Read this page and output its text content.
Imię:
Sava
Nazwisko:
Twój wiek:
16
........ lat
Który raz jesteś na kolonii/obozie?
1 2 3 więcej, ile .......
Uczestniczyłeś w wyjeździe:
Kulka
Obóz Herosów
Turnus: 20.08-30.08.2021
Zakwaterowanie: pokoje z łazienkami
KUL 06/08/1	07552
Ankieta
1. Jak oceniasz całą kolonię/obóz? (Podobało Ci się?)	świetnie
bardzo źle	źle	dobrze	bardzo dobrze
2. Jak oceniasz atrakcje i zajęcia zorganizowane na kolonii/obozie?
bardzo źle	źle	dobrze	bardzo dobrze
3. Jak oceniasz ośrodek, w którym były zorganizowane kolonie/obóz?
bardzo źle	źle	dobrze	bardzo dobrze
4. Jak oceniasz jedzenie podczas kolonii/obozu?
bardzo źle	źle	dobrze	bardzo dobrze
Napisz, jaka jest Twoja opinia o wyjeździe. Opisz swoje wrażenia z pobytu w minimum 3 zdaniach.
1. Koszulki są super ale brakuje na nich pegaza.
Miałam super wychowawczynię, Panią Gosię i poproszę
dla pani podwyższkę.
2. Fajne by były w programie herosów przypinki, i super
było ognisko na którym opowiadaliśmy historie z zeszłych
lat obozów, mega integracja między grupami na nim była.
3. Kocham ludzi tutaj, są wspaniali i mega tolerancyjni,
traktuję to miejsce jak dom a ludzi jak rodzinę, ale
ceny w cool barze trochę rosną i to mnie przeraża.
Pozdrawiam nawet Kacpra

▶ [Goal]:
Output all of the material exactly as written.

▶ [The completed task]:
Read this page and output its text content.
Imię:
Sava
Nazwisko:
Twój wiek:
16
........ lat
Który raz jesteś na kolonii/obozie?
1 2 3 więcej, ile .......
Uczestniczyłeś w wyjeździe:
Kulka
Obóz Herosów
Turnus: 20.08-30.08.2021
Zakwaterowanie: pokoje z łazienkami
KUL 06/08/1	07552
Ankieta
1. Jak oceniasz całą kolonię/obóz? (Podobało Ci się?)	świetnie
bardzo źle	źle	dobrze	bardzo dobrze
2. Jak oceniasz atrakcje i zajęcia zorganizowane na kolonii/obozie?
bardzo źle	źle	dobrze	bardzo dobrze
3. Jak oceniasz ośrodek, w którym były zorganizowane kolonie/obóz?
bardzo źle	źle	dobrze	bardzo dobrze
4. Jak oceniasz jedzenie podczas kolonii/obozu?
bardzo źle	źle	dobrze	bardzo dobrze
Napisz, jaka jest Twoja opinia o wyjeździe. Opisz swoje wrażenia z pobytu w minimum 3 zdaniach.
1. Koszulki są super ale brakuje na nich pegaza.
Miałam super wychowawczynię, Panią Gosię i poproszę
dla pani podwyższkę.
2. Fajne by były w programie herosów przypinki, i super
było ognisko na którym opowiadaliśmy historie z zeszłych
lat obozów, mega integracja między grupami na nim była.
3. Kocham ludzi tutaj, są wspaniali i mega tolerancyjni,
traktuję to miejsce jak dom a ludzi jak rodzinę, ale
ceny w cool barze trochę rosną i to mnie przeraża.
Pozdrawiam nawet Kacpra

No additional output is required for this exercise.